* **PROBLEM STATEMENT**
Select, from the data, each line where "Figure" occurs.

* **RAW RECORDS**
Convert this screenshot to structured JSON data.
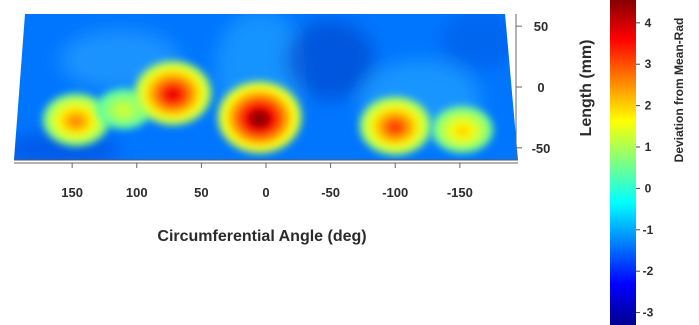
{
  "chart_data": {
    "type": "heatmap",
    "title": "",
    "xlabel": "Circumferential Angle (deg)",
    "ylabel": "Length (mm)",
    "colorbar_label": "Deviation from Mean-Rad",
    "x_ticks": [
      150,
      100,
      50,
      0,
      -50,
      -100,
      -150
    ],
    "y_ticks": [
      50,
      0,
      -50
    ],
    "colorbar_ticks": [
      4,
      3,
      2,
      1,
      0,
      -1,
      -2,
      -3
    ],
    "xlim": [
      195,
      -195
    ],
    "ylim": [
      -60,
      60
    ],
    "clim": [
      -3.3,
      4.6
    ],
    "colormap": "jet",
    "background_value": 0.0,
    "x_axis_direction": "reversed",
    "hotspots": [
      {
        "x": 147,
        "y": -27,
        "value": 2.6
      },
      {
        "x": 110,
        "y": -18,
        "value": 1.3
      },
      {
        "x": 72,
        "y": -5,
        "value": 3.8
      },
      {
        "x": 5,
        "y": -25,
        "value": 4.6
      },
      {
        "x": -100,
        "y": -32,
        "value": 3.2
      },
      {
        "x": -152,
        "y": -35,
        "value": 2.0
      }
    ]
  }
}
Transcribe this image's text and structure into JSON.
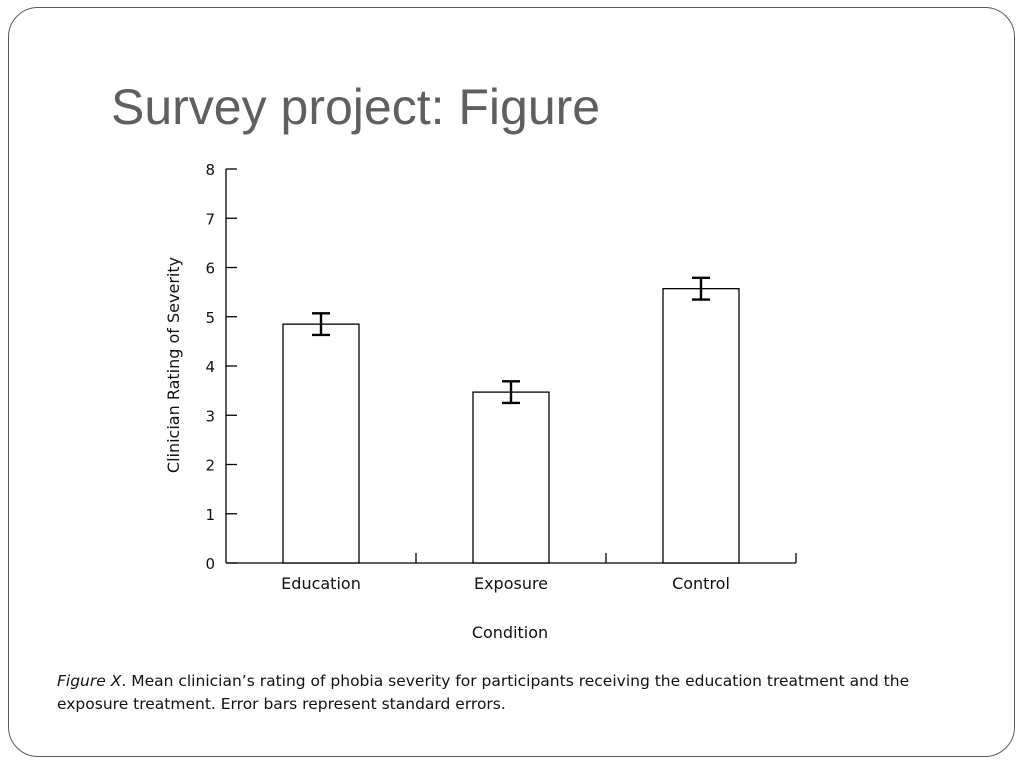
{
  "slide": {
    "title": "Survey project: Figure"
  },
  "caption": {
    "lead": "Figure X",
    "text": ". Mean clinician’s rating of phobia severity for participants receiving the education treatment and the exposure treatment. Error bars represent standard errors."
  },
  "chart_data": {
    "type": "bar",
    "title": "",
    "xlabel": "Condition",
    "ylabel": "Clinician Rating of Severity",
    "categories": [
      "Education",
      "Exposure",
      "Control"
    ],
    "values": [
      4.85,
      3.47,
      5.57
    ],
    "errors": [
      0.22,
      0.22,
      0.22
    ],
    "ylim": [
      0,
      8
    ],
    "yticks": [
      0,
      1,
      2,
      3,
      4,
      5,
      6,
      7,
      8
    ],
    "grid": false,
    "legend": "none",
    "colors": {
      "bar_fill": "#ffffff",
      "bar_stroke": "#000000",
      "axis": "#000000"
    }
  }
}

* **FINISHED ANSWER**
    "title": "Survey project: Figure"
    "lead": "Figure X",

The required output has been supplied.